_Given exercise_
Work out how many lines of the listing hold the string "inside". Answer with that number alone.

_Dataset items_
========

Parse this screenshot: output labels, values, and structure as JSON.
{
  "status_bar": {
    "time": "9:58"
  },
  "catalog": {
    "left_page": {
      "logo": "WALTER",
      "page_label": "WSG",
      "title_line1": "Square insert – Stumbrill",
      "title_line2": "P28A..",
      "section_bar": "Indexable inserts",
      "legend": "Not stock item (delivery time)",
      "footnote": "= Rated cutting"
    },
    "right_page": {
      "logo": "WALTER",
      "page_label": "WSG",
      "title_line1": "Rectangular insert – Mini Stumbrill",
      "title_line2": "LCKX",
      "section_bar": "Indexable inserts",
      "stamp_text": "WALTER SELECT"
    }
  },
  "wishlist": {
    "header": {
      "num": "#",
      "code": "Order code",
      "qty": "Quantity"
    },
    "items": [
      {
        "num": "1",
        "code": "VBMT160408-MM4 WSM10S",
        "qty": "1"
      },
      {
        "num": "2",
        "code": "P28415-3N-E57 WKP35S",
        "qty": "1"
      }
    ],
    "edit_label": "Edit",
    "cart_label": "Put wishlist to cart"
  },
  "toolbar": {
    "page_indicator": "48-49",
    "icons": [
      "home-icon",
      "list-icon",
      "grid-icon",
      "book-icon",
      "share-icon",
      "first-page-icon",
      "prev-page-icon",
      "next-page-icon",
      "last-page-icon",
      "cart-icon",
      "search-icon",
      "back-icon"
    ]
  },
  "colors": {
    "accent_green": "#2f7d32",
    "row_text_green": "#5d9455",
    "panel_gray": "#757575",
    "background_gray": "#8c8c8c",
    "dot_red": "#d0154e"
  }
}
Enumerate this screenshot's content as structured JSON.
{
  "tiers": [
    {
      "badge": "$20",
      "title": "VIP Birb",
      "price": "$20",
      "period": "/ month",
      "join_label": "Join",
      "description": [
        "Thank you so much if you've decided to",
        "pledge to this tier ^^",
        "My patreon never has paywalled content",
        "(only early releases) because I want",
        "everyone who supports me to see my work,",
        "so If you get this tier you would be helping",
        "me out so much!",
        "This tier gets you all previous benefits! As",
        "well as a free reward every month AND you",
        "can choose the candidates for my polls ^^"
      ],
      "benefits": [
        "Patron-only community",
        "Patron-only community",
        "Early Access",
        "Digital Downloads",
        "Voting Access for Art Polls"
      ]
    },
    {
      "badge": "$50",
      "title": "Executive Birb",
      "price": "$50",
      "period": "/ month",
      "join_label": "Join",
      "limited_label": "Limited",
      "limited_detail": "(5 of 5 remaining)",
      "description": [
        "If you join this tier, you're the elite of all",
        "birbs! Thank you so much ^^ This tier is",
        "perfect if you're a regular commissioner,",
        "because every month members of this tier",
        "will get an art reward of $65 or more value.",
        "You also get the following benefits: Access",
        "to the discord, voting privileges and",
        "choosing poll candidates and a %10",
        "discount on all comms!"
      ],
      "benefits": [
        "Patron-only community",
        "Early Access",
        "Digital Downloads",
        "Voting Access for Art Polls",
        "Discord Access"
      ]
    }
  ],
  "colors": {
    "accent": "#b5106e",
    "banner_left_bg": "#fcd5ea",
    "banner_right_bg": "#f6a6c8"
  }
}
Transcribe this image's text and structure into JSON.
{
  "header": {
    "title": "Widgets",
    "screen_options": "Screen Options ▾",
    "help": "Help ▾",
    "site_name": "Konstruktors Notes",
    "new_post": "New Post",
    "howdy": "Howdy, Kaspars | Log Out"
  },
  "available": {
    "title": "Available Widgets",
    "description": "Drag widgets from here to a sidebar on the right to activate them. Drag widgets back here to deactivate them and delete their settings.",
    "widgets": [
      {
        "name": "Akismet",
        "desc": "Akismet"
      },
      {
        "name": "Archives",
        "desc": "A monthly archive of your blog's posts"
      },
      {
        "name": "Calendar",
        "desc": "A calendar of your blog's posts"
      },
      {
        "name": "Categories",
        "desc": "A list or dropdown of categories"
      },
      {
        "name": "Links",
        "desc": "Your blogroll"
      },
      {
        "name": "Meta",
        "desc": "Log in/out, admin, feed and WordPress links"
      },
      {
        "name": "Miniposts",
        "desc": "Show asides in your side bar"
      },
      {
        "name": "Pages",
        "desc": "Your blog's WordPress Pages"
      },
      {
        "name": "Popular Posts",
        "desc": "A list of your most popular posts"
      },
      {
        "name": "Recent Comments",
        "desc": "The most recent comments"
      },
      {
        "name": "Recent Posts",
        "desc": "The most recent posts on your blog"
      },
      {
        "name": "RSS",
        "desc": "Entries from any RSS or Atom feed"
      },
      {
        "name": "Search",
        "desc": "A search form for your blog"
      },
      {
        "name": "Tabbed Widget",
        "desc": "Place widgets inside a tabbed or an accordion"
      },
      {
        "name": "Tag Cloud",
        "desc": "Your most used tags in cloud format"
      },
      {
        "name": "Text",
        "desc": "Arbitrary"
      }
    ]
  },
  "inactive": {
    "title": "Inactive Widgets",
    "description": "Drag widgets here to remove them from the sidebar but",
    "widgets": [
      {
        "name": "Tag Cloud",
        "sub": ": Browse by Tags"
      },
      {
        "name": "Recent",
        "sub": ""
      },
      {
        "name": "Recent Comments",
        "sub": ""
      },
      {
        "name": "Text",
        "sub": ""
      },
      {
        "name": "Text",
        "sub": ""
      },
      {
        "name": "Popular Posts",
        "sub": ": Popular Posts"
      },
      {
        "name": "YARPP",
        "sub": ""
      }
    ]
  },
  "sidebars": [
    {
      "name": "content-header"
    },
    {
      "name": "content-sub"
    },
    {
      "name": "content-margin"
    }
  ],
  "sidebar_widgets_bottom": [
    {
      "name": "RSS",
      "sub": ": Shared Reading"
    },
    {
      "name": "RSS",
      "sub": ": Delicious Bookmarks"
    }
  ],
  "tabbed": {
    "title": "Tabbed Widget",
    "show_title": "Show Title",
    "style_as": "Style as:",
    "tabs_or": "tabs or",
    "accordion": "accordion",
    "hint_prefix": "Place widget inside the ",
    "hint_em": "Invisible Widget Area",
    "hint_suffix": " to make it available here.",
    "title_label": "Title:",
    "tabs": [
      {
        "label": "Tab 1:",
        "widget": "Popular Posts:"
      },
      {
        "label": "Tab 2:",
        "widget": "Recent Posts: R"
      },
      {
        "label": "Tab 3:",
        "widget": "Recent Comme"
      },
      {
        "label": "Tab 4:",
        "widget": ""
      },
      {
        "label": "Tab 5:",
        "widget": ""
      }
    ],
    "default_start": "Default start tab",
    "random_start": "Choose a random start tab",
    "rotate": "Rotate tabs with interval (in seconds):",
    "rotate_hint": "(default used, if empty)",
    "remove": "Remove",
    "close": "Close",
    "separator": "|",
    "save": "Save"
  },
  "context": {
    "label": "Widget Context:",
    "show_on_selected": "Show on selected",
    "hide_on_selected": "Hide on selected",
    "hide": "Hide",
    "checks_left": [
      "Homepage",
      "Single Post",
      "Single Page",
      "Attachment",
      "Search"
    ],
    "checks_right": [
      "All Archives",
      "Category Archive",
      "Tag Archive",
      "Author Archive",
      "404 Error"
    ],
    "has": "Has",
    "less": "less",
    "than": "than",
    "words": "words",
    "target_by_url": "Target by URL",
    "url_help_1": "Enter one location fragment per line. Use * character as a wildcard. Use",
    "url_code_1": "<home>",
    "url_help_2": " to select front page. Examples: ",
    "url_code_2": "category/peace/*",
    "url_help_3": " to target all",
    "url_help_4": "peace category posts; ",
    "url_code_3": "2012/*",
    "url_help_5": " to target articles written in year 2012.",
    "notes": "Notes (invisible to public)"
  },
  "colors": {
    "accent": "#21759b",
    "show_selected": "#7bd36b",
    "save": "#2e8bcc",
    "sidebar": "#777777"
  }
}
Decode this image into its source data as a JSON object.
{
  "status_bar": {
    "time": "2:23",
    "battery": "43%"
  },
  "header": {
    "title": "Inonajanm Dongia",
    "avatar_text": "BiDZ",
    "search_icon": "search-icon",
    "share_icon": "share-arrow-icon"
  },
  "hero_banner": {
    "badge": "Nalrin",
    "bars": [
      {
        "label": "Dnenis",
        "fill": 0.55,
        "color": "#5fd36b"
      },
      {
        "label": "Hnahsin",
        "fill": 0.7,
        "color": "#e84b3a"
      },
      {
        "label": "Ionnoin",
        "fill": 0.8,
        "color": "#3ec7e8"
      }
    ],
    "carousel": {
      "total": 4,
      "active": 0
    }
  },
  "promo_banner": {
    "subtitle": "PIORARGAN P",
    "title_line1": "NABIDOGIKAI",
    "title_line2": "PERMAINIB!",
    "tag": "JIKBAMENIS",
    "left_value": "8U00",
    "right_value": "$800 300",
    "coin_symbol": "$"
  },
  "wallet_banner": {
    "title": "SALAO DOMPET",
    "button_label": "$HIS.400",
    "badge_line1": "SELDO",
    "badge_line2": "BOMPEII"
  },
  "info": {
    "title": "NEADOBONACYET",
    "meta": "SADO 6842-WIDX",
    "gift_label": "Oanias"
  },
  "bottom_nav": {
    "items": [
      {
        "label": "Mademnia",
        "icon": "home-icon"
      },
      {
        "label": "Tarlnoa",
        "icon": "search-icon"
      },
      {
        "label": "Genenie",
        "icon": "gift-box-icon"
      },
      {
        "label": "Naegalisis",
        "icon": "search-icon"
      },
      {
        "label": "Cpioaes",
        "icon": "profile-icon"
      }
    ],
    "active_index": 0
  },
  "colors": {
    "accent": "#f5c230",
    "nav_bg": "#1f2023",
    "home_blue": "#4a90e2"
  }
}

========

_Correct response_
2